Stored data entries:
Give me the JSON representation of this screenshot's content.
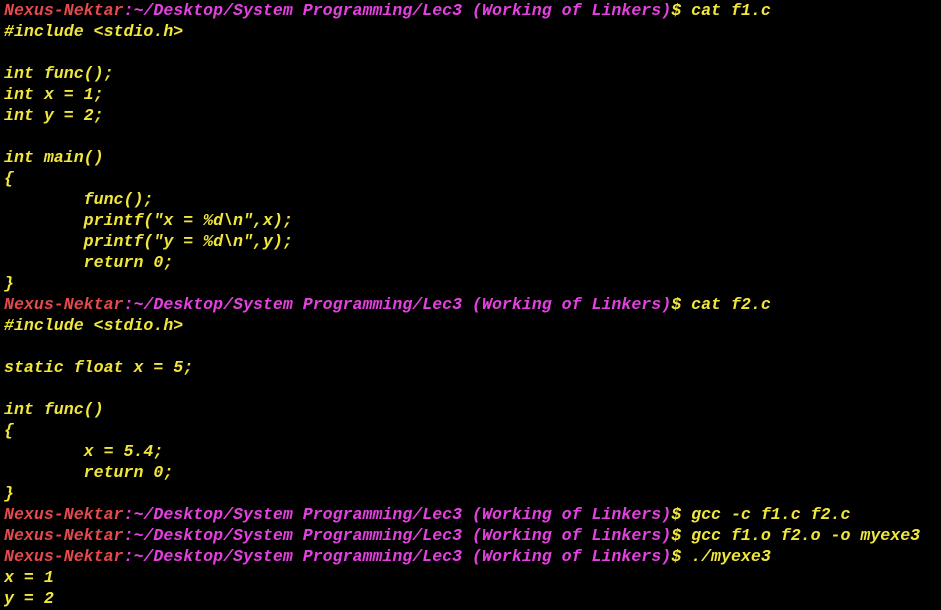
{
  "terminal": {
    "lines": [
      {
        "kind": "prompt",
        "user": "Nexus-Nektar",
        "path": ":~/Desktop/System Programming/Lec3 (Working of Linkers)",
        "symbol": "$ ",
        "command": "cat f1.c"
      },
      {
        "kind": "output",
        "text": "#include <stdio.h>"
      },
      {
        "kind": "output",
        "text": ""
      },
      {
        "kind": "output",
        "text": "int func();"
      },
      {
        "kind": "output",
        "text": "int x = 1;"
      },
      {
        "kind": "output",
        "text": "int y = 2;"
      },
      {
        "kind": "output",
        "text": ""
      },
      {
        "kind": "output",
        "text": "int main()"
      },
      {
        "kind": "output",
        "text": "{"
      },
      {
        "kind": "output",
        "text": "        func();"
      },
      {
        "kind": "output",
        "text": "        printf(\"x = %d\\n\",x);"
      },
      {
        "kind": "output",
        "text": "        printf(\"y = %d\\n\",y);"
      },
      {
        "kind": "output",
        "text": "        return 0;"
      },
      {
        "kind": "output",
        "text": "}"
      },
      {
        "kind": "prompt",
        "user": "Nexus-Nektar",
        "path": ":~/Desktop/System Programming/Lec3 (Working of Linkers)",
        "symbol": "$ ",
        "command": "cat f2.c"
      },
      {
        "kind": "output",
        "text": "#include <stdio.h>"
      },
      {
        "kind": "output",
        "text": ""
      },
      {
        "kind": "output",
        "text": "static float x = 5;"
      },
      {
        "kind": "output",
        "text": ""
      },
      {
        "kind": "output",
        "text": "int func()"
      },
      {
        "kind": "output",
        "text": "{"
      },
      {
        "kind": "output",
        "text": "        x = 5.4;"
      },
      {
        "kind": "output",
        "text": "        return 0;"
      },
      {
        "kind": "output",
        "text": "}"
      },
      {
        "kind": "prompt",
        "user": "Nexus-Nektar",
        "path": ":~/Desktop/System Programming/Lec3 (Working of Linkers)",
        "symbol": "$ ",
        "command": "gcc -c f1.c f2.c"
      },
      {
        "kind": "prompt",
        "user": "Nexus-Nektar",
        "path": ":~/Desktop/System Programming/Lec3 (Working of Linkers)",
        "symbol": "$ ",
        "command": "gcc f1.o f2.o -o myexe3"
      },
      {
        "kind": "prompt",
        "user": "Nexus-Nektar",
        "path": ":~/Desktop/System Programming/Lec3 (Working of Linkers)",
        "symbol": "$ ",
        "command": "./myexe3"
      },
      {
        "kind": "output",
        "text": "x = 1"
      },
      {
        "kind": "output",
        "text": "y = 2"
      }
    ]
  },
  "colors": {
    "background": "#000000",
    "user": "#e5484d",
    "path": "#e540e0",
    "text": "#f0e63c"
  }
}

* * *

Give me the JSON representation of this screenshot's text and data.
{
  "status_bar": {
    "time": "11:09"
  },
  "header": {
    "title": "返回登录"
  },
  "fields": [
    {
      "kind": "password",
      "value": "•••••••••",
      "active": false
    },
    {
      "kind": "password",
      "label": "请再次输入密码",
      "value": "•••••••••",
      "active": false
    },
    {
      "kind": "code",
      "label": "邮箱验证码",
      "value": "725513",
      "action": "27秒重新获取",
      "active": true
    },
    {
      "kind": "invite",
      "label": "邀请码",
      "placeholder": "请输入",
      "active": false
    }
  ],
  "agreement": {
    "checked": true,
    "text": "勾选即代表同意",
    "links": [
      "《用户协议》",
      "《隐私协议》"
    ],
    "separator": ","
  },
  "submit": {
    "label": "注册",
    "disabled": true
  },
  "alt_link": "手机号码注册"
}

PROMPT — Pull out each line containing the word "JSON" and copy it.

RESULT OF THIS EXERCISE —
Give me the JSON representation of this screenshot's content.
Give me the JSON representation of this screenshot's text and data.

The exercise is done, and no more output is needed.